▸ **Records from a data source**
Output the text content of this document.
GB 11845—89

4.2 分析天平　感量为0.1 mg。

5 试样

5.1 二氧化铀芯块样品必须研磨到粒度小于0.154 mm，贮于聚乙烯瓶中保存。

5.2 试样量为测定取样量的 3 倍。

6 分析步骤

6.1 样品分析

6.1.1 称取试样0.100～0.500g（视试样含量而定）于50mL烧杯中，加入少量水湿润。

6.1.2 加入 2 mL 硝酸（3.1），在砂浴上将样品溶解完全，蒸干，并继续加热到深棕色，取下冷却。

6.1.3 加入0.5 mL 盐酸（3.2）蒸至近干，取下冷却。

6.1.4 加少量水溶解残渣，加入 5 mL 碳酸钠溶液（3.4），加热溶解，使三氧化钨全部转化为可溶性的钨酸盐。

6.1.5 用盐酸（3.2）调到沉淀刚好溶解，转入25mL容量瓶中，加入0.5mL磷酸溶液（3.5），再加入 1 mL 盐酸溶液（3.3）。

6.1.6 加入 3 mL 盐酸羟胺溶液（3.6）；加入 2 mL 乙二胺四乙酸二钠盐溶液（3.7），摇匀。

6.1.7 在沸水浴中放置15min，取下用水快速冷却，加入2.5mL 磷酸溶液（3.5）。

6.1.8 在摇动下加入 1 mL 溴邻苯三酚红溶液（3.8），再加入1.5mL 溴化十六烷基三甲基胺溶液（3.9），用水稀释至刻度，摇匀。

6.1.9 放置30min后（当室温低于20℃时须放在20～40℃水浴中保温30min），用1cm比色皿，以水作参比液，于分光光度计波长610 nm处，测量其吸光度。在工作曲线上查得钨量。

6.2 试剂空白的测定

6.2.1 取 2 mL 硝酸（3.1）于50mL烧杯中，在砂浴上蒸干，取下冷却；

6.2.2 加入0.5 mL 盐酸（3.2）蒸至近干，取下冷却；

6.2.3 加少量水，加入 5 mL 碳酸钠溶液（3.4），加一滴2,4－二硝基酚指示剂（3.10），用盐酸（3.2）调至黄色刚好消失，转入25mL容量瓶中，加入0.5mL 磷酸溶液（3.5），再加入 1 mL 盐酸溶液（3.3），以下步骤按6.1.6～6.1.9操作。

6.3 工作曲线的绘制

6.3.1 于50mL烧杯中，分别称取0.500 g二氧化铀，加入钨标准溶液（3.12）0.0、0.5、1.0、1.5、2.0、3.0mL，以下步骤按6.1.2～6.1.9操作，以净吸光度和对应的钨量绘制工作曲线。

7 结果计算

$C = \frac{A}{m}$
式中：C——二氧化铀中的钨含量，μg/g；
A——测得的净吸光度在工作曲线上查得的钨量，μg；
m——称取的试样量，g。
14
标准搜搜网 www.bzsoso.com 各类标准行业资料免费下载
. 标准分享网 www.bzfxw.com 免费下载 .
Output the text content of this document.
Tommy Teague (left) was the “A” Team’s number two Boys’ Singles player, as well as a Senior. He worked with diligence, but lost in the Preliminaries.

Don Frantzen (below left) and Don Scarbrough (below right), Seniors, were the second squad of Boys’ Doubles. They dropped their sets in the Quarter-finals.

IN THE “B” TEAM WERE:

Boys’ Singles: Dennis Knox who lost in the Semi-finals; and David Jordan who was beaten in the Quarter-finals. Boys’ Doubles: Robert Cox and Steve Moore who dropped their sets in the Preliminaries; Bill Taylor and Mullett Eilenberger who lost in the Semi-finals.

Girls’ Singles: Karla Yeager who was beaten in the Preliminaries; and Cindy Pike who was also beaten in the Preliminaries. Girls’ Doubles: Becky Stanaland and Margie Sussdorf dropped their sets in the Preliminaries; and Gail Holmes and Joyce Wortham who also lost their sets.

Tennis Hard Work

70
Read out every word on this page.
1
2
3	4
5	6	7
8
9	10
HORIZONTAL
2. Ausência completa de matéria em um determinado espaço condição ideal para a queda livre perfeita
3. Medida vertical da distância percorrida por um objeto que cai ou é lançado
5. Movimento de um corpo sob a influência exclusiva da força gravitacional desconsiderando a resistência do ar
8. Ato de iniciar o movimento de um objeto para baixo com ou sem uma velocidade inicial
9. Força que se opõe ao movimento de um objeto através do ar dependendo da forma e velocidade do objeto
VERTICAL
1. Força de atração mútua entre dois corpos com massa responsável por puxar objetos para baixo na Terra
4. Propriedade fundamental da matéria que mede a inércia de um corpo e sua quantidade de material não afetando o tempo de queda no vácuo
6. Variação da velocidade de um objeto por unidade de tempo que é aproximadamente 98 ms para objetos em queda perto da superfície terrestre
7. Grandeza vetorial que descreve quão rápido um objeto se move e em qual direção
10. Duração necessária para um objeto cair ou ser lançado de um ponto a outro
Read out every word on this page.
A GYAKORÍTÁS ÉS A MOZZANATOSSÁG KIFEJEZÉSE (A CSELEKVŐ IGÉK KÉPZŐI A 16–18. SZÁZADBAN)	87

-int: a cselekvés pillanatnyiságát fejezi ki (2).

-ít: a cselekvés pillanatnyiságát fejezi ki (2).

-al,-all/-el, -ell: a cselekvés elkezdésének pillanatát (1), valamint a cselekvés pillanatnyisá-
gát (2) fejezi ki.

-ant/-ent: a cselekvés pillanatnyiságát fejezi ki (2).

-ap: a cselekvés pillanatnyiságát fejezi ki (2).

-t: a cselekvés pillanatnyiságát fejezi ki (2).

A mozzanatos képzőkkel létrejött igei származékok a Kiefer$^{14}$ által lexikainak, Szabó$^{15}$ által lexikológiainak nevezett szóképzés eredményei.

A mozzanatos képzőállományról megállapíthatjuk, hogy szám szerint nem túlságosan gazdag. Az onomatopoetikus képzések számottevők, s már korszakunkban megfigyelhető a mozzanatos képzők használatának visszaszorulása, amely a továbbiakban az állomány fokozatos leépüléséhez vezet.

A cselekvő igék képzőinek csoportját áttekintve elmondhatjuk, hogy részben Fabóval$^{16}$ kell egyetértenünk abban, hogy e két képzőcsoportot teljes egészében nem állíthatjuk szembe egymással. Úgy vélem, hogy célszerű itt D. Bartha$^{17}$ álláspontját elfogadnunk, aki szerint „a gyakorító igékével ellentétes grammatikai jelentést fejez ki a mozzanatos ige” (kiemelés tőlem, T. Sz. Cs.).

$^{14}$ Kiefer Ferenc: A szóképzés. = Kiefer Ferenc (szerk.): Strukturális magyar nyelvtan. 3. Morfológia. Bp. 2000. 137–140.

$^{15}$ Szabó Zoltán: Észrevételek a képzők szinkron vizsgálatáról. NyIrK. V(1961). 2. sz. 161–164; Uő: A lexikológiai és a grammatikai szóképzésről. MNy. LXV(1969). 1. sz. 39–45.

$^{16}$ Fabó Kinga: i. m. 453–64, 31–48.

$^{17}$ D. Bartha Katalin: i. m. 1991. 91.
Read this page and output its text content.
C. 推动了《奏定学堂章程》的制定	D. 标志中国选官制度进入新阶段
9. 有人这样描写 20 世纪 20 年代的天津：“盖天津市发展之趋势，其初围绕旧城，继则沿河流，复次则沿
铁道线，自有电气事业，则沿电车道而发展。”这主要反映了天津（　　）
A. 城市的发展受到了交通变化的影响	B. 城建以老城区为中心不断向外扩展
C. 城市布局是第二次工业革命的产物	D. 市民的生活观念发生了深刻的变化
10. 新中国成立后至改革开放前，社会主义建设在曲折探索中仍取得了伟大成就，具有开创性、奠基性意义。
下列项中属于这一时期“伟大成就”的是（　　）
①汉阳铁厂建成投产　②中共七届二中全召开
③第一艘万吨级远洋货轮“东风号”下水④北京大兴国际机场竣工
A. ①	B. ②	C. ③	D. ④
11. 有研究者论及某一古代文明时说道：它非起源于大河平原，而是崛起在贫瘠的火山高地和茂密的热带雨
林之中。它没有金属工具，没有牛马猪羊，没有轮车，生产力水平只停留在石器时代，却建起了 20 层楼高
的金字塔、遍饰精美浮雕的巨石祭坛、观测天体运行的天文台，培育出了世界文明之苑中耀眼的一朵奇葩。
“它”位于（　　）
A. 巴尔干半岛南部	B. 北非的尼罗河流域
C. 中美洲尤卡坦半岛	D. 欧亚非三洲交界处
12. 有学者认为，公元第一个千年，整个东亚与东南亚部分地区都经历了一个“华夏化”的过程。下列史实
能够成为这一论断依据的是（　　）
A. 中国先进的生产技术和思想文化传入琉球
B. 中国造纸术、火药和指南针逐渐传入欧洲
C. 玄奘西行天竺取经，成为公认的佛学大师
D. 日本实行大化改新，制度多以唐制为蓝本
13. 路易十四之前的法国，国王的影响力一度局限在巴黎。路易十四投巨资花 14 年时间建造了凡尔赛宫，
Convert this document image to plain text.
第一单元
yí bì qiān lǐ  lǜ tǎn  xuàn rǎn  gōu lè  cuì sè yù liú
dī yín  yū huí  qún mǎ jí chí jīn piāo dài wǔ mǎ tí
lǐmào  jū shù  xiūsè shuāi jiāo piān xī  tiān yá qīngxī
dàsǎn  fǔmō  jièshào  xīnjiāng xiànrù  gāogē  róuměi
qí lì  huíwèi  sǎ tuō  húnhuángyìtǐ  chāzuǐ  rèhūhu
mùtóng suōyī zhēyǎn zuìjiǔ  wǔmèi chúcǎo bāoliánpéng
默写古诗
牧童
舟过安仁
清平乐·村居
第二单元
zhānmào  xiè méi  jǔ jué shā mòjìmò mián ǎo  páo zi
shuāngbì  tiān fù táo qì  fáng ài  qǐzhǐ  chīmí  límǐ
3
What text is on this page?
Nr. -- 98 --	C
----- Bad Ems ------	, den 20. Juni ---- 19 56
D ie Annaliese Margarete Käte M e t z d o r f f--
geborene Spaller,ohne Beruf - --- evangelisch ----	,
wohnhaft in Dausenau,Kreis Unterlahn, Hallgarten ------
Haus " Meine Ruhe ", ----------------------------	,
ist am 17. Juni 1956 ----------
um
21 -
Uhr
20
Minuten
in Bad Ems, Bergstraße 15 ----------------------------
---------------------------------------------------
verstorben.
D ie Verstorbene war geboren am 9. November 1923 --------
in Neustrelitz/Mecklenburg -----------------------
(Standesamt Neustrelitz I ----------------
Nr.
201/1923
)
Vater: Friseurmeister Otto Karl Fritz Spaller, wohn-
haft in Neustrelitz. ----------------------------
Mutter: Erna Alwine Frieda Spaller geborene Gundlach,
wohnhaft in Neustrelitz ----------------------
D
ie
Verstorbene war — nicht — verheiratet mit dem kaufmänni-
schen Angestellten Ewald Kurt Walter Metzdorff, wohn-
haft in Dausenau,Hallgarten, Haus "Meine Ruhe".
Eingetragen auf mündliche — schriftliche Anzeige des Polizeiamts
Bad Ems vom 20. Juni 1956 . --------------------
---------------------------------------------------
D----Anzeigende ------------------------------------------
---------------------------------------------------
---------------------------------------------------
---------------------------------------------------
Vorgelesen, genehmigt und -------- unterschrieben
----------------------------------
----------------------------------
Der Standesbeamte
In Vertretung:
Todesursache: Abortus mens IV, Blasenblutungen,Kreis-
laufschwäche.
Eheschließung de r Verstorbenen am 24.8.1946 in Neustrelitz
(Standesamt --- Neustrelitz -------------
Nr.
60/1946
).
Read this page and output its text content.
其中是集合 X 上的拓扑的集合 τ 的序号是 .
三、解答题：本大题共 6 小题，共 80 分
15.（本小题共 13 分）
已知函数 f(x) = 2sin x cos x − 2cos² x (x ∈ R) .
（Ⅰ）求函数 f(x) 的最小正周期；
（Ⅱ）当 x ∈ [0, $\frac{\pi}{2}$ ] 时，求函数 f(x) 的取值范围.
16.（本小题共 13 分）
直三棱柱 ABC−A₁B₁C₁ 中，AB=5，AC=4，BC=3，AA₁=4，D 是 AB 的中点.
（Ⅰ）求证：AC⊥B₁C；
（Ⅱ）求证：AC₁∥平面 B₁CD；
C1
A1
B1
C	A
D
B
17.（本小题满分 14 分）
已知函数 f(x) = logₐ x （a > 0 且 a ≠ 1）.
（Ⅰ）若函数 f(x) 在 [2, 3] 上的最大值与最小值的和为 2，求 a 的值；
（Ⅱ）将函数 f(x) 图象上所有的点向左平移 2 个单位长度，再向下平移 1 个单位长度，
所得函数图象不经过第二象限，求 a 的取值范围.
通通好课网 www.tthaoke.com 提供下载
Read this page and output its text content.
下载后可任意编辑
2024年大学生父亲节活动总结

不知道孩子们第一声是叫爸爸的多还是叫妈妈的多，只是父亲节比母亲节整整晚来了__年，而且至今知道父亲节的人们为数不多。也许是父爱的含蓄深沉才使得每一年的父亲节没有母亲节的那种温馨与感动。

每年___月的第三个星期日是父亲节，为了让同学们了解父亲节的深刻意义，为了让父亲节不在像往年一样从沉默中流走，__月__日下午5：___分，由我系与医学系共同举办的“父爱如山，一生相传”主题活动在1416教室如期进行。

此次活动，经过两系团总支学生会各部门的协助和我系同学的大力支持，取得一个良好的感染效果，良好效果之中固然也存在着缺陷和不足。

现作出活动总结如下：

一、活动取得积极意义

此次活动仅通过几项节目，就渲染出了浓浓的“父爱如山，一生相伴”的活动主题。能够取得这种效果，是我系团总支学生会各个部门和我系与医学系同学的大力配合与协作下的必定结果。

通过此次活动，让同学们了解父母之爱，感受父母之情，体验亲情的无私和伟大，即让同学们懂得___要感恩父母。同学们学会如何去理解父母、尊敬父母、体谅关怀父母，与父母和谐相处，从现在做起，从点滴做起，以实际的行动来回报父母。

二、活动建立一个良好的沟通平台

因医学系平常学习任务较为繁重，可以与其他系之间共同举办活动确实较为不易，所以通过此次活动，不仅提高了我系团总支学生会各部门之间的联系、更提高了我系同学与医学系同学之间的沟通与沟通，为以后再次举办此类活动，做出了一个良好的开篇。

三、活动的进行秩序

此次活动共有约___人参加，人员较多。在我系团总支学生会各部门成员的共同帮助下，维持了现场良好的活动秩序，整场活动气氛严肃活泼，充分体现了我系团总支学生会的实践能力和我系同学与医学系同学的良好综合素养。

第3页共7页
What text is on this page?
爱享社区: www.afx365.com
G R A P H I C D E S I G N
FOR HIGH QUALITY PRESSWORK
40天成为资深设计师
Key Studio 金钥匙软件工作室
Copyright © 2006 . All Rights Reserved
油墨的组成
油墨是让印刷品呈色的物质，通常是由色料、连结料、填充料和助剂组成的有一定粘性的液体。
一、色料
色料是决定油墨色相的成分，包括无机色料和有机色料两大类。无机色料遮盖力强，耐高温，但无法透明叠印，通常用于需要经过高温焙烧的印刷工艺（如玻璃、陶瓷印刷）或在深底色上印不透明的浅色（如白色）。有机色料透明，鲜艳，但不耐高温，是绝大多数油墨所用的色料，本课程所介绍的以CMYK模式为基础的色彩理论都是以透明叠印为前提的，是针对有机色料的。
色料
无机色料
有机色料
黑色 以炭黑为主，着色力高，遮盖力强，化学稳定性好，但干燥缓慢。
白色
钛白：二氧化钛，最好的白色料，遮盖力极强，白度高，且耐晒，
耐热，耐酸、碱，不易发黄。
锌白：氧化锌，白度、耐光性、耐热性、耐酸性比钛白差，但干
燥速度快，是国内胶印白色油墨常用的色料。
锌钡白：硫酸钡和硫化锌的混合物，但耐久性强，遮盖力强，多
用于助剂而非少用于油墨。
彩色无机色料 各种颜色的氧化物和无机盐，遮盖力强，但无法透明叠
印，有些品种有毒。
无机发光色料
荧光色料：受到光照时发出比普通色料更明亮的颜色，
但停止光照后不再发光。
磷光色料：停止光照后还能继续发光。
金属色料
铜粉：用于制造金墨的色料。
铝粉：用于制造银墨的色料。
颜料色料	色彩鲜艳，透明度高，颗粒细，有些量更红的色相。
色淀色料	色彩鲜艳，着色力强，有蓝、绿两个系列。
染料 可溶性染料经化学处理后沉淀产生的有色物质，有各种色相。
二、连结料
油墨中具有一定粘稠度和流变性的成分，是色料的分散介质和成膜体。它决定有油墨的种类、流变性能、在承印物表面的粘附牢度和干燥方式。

▸ **SHORT TASK**
Copy each line that contains the word "baixo".

▸ **RESULT OF THE EXERCISE**
8. Ato de iniciar o movimento de um objeto para baixo com ou sem uma velocidade inicial
1. Força de atração mútua entre dois corpos com massa responsável por puxar objetos para baixo na Terra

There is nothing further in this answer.